━━ Information given ━━

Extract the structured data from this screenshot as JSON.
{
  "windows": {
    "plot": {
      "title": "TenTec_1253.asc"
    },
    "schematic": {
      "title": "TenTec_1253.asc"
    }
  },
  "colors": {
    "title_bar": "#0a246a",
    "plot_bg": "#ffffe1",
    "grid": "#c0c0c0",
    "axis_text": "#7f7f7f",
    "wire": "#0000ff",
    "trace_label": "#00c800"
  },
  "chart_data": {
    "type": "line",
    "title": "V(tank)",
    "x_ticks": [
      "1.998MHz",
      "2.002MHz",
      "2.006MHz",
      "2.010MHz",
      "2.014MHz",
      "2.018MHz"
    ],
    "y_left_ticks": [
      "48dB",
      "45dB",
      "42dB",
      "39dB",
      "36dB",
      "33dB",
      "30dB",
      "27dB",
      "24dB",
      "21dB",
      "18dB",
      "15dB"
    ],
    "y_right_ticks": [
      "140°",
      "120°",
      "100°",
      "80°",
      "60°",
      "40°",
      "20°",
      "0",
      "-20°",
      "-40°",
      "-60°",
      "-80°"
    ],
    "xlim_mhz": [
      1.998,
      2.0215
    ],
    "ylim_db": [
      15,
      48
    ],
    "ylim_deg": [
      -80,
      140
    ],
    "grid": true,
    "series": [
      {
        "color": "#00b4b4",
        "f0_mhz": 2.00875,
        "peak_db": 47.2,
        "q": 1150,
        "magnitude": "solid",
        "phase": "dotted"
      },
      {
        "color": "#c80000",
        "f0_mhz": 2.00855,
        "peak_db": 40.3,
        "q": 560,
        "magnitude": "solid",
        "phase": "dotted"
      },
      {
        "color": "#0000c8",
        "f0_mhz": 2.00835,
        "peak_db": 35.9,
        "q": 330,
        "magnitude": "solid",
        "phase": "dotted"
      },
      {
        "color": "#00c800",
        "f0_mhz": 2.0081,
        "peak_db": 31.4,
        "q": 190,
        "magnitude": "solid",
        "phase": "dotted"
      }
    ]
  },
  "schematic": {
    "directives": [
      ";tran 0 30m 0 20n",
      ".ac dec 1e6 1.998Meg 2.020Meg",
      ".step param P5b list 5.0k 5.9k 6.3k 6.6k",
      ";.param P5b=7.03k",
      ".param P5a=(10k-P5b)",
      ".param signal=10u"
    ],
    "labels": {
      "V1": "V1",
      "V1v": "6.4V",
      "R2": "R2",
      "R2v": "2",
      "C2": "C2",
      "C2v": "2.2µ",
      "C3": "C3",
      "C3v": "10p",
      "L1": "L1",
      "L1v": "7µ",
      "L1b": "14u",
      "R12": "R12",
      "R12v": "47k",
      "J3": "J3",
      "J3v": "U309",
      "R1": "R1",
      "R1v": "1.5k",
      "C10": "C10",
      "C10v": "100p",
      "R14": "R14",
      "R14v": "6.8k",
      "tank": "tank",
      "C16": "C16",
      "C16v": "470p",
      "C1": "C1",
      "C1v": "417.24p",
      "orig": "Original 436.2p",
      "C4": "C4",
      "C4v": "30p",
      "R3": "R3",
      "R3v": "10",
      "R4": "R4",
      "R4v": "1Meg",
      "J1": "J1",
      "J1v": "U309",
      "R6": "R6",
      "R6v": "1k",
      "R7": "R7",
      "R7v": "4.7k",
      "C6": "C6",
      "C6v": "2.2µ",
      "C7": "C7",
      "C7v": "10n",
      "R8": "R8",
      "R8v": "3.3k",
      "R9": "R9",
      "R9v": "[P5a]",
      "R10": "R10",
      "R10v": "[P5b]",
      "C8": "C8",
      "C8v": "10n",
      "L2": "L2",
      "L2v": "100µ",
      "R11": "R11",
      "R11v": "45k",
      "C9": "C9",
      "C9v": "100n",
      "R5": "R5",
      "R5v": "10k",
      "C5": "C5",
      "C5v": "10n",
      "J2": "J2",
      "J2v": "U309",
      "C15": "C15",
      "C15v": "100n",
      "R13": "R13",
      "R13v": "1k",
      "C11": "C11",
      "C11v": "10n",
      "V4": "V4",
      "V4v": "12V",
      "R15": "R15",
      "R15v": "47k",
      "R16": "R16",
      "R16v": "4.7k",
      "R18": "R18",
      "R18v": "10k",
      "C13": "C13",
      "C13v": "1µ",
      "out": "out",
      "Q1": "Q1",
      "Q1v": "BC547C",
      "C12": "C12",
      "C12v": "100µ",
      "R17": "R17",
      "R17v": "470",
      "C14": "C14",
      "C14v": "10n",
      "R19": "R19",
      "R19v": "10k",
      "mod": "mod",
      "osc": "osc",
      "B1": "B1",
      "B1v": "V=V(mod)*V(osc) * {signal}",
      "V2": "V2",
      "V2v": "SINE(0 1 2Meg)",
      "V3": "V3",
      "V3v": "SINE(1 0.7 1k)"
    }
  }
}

━━━

- **Aim of the exercise**
Gather each line in the data that holds the string "param".

- **Result**
      ".step param P5b list 5.0k 5.9k 6.3k 6.6k",
      ";.param P5b=7.03k",
      ".param P5a=(10k-P5b)",
      ".param signal=10u"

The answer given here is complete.